** BEGIN Supplied records **

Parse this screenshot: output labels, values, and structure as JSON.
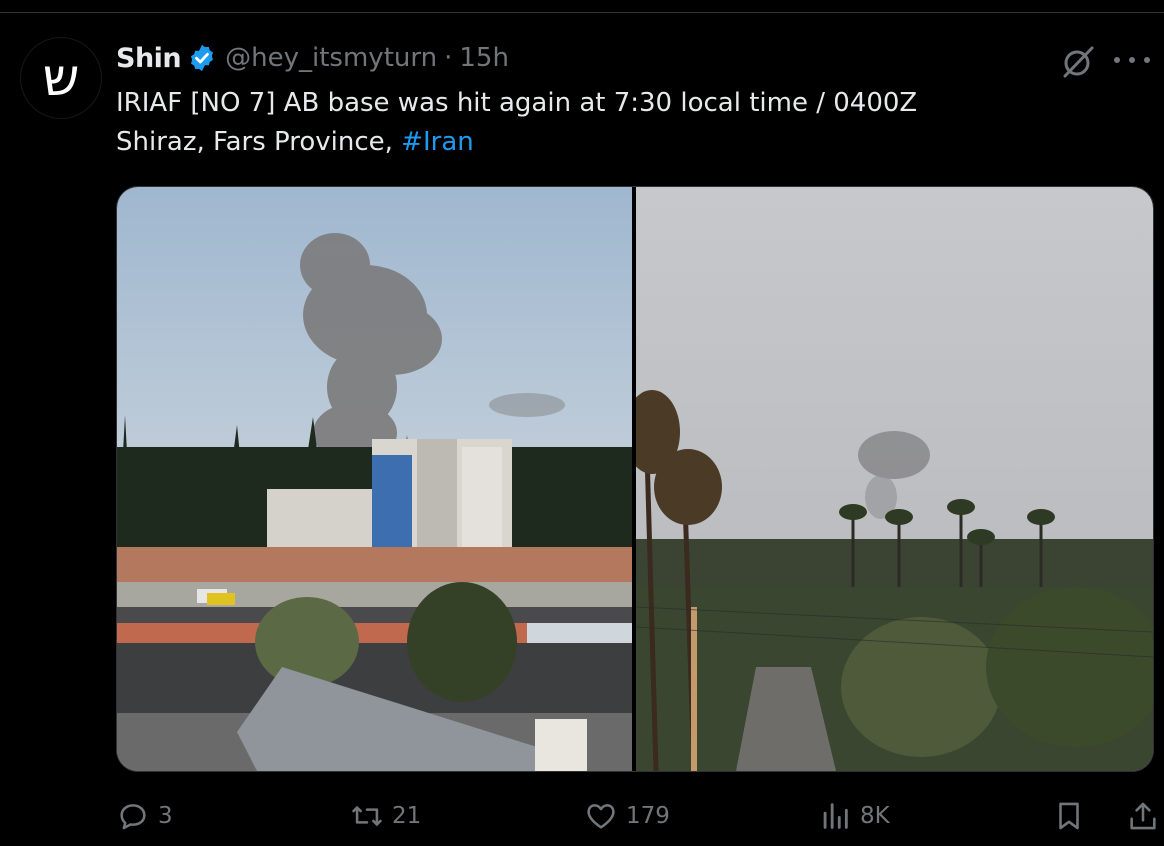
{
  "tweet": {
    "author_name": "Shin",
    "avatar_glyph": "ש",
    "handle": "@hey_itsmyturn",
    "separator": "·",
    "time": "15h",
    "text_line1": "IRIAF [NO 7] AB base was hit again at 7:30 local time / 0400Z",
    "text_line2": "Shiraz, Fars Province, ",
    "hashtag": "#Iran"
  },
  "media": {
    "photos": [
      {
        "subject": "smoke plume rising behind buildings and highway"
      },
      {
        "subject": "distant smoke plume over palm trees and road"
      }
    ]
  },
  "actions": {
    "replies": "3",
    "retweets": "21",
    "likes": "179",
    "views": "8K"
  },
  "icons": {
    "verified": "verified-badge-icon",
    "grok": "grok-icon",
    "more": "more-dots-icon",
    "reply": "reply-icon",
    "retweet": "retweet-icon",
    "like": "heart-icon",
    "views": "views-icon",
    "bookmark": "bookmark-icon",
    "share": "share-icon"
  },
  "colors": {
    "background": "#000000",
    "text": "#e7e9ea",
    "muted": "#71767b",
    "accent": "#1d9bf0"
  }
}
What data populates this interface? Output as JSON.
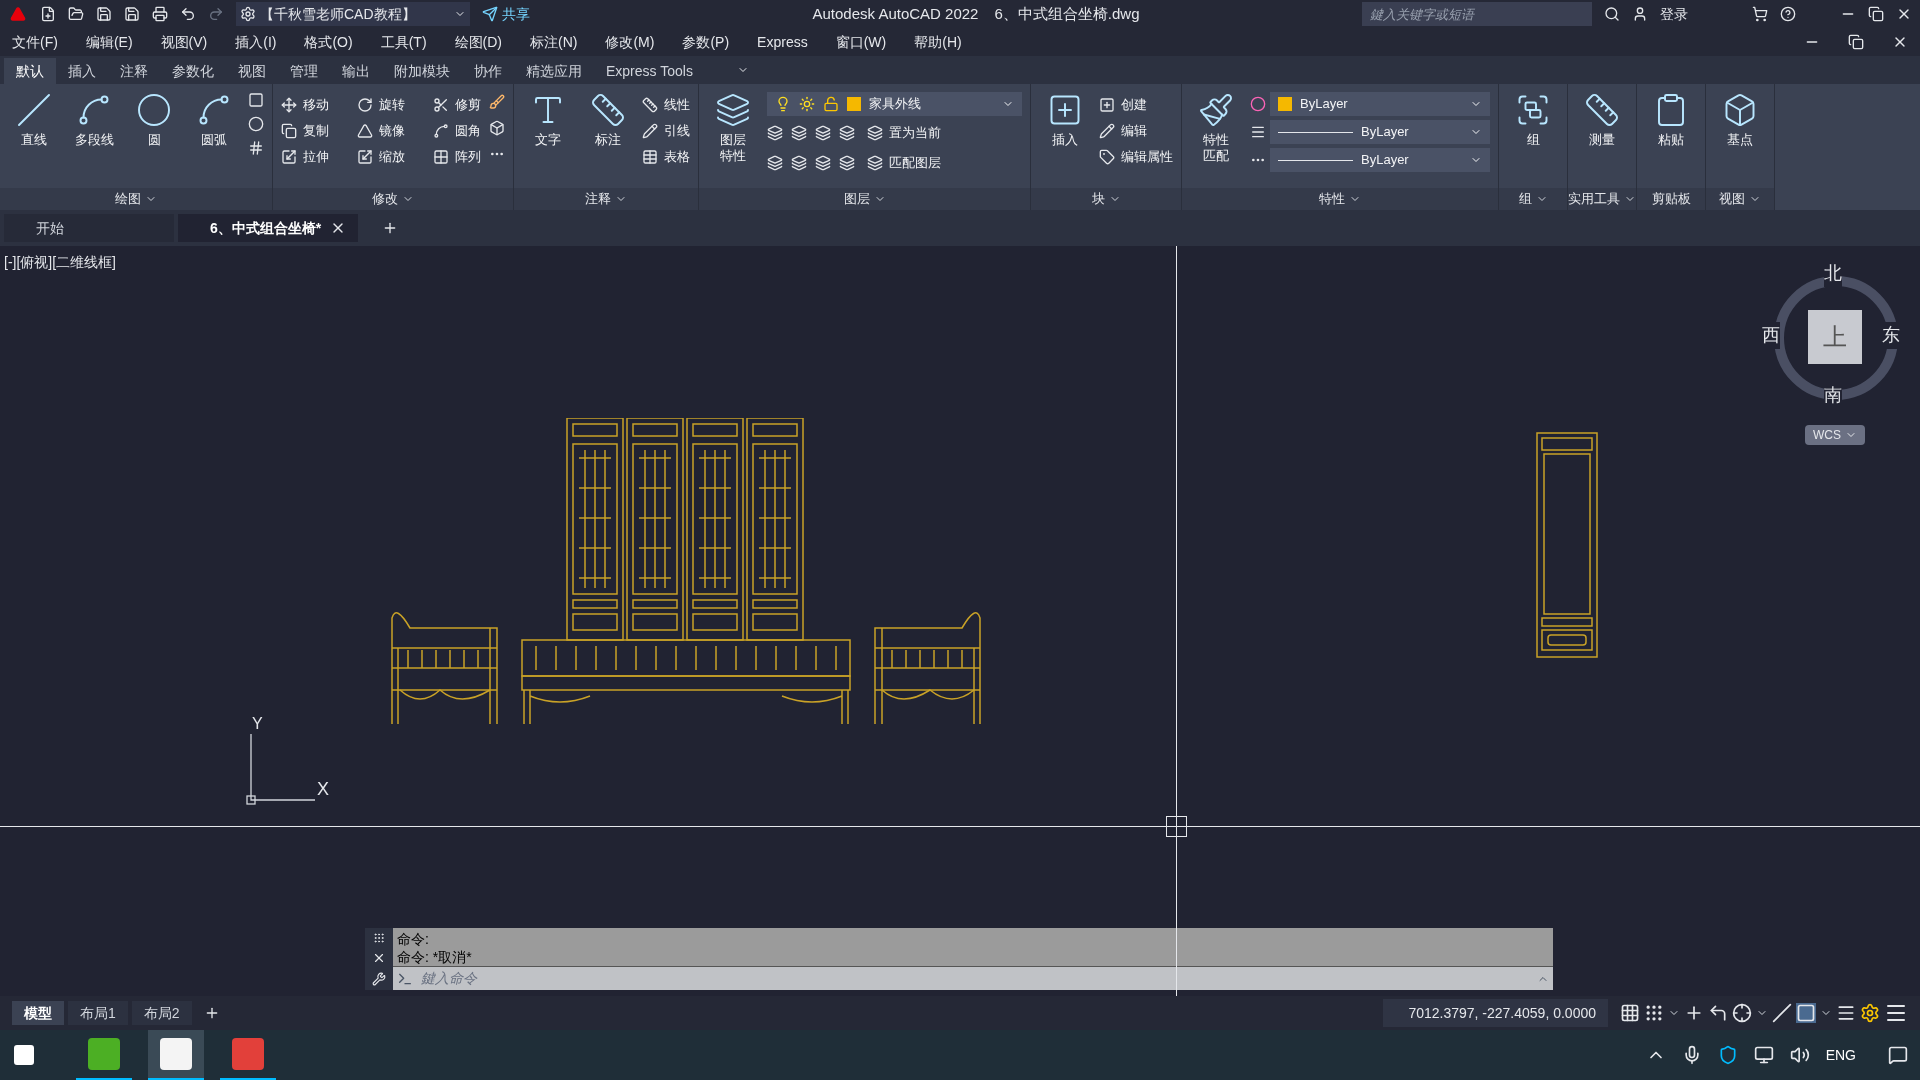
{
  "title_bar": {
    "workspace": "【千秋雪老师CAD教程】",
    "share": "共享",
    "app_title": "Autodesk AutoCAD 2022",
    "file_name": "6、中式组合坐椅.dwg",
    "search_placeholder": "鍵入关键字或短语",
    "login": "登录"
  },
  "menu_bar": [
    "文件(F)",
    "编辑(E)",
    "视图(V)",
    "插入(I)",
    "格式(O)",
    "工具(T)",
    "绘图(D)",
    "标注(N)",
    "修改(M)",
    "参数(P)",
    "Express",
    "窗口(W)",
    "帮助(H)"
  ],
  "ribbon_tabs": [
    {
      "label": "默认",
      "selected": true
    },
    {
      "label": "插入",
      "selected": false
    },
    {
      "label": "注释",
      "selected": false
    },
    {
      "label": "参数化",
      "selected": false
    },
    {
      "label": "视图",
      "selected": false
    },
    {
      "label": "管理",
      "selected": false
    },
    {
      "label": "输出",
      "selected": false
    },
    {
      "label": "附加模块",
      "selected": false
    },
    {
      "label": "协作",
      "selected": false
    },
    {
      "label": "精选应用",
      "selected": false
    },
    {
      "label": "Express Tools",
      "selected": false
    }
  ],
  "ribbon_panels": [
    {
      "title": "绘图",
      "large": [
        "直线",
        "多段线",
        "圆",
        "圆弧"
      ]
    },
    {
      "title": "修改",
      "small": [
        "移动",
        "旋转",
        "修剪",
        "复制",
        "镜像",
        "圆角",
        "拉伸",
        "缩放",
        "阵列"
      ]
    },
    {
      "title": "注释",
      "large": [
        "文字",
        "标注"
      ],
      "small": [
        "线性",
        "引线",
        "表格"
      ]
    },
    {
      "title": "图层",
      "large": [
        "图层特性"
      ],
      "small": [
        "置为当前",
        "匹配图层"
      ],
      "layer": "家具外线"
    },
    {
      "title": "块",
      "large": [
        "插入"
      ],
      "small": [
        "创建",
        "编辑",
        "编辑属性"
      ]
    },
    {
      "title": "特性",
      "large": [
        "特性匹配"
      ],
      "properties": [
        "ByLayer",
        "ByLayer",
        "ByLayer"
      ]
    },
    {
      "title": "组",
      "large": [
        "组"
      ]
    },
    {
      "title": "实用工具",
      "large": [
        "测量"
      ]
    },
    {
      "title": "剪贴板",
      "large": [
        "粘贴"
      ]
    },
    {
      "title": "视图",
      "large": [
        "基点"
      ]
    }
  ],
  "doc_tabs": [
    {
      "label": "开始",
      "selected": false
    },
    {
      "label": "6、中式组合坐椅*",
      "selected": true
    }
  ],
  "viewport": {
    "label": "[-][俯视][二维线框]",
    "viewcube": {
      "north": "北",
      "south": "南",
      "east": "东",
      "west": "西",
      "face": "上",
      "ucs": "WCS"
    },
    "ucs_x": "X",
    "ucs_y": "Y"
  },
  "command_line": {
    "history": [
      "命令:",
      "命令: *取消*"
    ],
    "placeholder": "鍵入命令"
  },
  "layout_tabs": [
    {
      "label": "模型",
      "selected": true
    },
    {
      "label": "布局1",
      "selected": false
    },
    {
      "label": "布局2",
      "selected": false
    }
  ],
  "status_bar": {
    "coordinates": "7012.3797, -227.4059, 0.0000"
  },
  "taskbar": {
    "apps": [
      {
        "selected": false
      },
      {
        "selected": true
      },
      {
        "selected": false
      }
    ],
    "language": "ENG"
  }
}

** END Supplied records **

(What the task asks): Reproduce the material above verbatim; omit every picture.

(Answer for the task):
Parse this screenshot: output labels, values, and structure as JSON.
{
  "tweet": {
    "author_name": "Shin",
    "avatar_glyph": "ש",
    "handle": "@hey_itsmyturn",
    "separator": "·",
    "time": "15h",
    "text_line1": "IRIAF [NO 7] AB base was hit again at 7:30 local time / 0400Z",
    "text_line2": "Shiraz, Fars Province, ",
    "hashtag": "#Iran"
  },
  "media": {
    "photos": [
      {
        "subject": "smoke plume rising behind buildings and highway"
      },
      {
        "subject": "distant smoke plume over palm trees and road"
      }
    ]
  },
  "actions": {
    "replies": "3",
    "retweets": "21",
    "likes": "179",
    "views": "8K"
  },
  "icons": {
    "verified": "verified-badge-icon",
    "grok": "grok-icon",
    "more": "more-dots-icon",
    "reply": "reply-icon",
    "retweet": "retweet-icon",
    "like": "heart-icon",
    "views": "views-icon",
    "bookmark": "bookmark-icon",
    "share": "share-icon"
  },
  "colors": {
    "background": "#000000",
    "text": "#e7e9ea",
    "muted": "#71767b",
    "accent": "#1d9bf0"
  }
}
What data populates this interface? Output as JSON.
{
  "title_bar": {
    "workspace": "【千秋雪老师CAD教程】",
    "share": "共享",
    "app_title": "Autodesk AutoCAD 2022",
    "file_name": "6、中式组合坐椅.dwg",
    "search_placeholder": "鍵入关键字或短语",
    "login": "登录"
  },
  "menu_bar": [
    "文件(F)",
    "编辑(E)",
    "视图(V)",
    "插入(I)",
    "格式(O)",
    "工具(T)",
    "绘图(D)",
    "标注(N)",
    "修改(M)",
    "参数(P)",
    "Express",
    "窗口(W)",
    "帮助(H)"
  ],
  "ribbon_tabs": [
    {
      "label": "默认",
      "selected": true
    },
    {
      "label": "插入",
      "selected": false
    },
    {
      "label": "注释",
      "selected": false
    },
    {
      "label": "参数化",
      "selected": false
    },
    {
      "label": "视图",
      "selected": false
    },
    {
      "label": "管理",
      "selected": false
    },
    {
      "label": "输出",
      "selected": false
    },
    {
      "label": "附加模块",
      "selected": false
    },
    {
      "label": "协作",
      "selected": false
    },
    {
      "label": "精选应用",
      "selected": false
    },
    {
      "label": "Express Tools",
      "selected": false
    }
  ],
  "ribbon_panels": [
    {
      "title": "绘图",
      "large": [
        "直线",
        "多段线",
        "圆",
        "圆弧"
      ]
    },
    {
      "title": "修改",
      "small": [
        "移动",
        "旋转",
        "修剪",
        "复制",
        "镜像",
        "圆角",
        "拉伸",
        "缩放",
        "阵列"
      ]
    },
    {
      "title": "注释",
      "large": [
        "文字",
        "标注"
      ],
      "small": [
        "线性",
        "引线",
        "表格"
      ]
    },
    {
      "title": "图层",
      "large": [
        "图层特性"
      ],
      "small": [
        "置为当前",
        "匹配图层"
      ],
      "layer": "家具外线"
    },
    {
      "title": "块",
      "large": [
        "插入"
      ],
      "small": [
        "创建",
        "编辑",
        "编辑属性"
      ]
    },
    {
      "title": "特性",
      "large": [
        "特性匹配"
      ],
      "properties": [
        "ByLayer",
        "ByLayer",
        "ByLayer"
      ]
    },
    {
      "title": "组",
      "large": [
        "组"
      ]
    },
    {
      "title": "实用工具",
      "large": [
        "测量"
      ]
    },
    {
      "title": "剪贴板",
      "large": [
        "粘贴"
      ]
    },
    {
      "title": "视图",
      "large": [
        "基点"
      ]
    }
  ],
  "doc_tabs": [
    {
      "label": "开始",
      "selected": false
    },
    {
      "label": "6、中式组合坐椅*",
      "selected": true
    }
  ],
  "viewport": {
    "label": "[-][俯视][二维线框]",
    "viewcube": {
      "north": "北",
      "south": "南",
      "east": "东",
      "west": "西",
      "face": "上",
      "ucs": "WCS"
    },
    "ucs_x": "X",
    "ucs_y": "Y"
  },
  "command_line": {
    "history": [
      "命令:",
      "命令: *取消*"
    ],
    "placeholder": "鍵入命令"
  },
  "layout_tabs": [
    {
      "label": "模型",
      "selected": true
    },
    {
      "label": "布局1",
      "selected": false
    },
    {
      "label": "布局2",
      "selected": false
    }
  ],
  "status_bar": {
    "coordinates": "7012.3797, -227.4059, 0.0000"
  },
  "taskbar": {
    "apps": [
      {
        "selected": false
      },
      {
        "selected": true
      },
      {
        "selected": false
      }
    ],
    "language": "ENG"
  }
}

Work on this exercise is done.